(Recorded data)
———

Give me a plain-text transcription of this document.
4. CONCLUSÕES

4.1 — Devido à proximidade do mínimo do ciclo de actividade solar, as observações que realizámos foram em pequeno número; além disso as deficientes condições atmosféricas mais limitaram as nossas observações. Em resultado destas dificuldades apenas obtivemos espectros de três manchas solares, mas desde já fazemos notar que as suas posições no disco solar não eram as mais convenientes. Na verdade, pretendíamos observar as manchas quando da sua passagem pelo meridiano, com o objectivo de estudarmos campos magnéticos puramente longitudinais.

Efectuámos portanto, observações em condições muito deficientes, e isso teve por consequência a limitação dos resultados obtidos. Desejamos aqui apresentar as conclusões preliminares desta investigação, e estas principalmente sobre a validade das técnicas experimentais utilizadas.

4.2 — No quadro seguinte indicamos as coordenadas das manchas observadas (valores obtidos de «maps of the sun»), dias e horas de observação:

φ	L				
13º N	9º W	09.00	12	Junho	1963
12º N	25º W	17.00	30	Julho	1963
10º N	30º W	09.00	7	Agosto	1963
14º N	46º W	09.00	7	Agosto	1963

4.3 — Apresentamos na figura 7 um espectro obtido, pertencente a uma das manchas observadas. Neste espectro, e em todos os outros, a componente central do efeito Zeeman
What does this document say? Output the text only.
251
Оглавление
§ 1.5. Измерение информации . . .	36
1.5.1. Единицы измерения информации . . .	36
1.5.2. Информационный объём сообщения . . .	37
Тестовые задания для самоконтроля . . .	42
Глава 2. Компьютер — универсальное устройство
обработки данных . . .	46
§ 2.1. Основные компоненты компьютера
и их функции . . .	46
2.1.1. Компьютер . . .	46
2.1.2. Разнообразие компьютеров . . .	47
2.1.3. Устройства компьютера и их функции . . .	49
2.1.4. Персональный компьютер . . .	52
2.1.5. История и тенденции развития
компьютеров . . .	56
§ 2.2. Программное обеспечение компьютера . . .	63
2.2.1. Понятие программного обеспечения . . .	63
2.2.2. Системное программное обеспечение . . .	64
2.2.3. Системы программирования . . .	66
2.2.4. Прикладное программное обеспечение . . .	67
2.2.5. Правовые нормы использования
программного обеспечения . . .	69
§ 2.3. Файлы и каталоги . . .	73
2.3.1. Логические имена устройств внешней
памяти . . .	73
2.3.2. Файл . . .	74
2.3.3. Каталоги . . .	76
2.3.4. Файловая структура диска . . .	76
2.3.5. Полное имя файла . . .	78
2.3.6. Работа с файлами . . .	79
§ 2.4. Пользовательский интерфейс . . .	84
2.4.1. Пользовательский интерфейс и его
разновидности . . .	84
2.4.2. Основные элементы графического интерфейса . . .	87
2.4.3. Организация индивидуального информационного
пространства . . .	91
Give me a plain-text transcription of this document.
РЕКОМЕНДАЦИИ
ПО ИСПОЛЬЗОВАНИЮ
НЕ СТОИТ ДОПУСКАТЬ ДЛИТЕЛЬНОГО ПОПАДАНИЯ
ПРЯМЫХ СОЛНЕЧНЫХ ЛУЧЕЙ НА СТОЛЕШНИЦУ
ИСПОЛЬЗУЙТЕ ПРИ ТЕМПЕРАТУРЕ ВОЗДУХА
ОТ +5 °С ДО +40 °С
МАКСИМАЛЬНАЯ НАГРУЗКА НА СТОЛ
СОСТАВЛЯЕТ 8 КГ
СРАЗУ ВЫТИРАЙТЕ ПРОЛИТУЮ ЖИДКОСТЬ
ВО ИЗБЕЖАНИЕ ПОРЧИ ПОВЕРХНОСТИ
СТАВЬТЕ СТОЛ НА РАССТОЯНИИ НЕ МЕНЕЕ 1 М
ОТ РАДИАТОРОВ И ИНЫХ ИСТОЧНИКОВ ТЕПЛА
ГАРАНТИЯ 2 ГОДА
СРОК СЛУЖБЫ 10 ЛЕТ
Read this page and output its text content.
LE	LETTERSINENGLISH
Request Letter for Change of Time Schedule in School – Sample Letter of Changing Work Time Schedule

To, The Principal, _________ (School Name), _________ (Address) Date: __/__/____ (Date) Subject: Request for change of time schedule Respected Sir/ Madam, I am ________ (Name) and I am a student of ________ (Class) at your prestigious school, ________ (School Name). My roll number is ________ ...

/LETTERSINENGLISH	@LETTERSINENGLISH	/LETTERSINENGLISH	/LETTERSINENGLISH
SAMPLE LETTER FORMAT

———

→ **WHAT IS ASKED**:
Filter the listing above for the string "функции" and copy every matching line.

→ **WRITTEN RESPONSE**:
и их функции . . .	46
2.1.3. Устройства компьютера и их функции . . .	49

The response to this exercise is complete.